YOUR TASK:
Find the string "Seasonal" and gather every line that holds it.

## Begin

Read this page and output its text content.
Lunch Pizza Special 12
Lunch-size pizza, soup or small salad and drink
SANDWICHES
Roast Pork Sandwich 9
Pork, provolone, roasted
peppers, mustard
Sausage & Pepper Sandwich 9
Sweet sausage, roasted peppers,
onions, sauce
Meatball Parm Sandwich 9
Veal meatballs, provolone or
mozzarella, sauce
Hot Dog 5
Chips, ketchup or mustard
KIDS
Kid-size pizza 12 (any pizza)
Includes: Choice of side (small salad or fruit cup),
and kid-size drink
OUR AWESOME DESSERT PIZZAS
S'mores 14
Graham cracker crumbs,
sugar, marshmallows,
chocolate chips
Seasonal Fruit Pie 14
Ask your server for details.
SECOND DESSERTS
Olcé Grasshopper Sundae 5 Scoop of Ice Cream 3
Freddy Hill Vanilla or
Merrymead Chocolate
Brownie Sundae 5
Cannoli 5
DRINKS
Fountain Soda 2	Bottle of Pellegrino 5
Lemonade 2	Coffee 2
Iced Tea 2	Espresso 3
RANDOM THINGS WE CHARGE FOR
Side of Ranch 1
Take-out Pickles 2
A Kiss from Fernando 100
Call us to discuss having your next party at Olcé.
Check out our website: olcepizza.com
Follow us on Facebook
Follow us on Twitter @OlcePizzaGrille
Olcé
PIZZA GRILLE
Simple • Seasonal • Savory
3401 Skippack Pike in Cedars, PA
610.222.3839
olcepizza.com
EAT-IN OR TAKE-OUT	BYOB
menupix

## End

THE RESULT:
Seasonal Fruit Pie 14
Simple • Seasonal • Savory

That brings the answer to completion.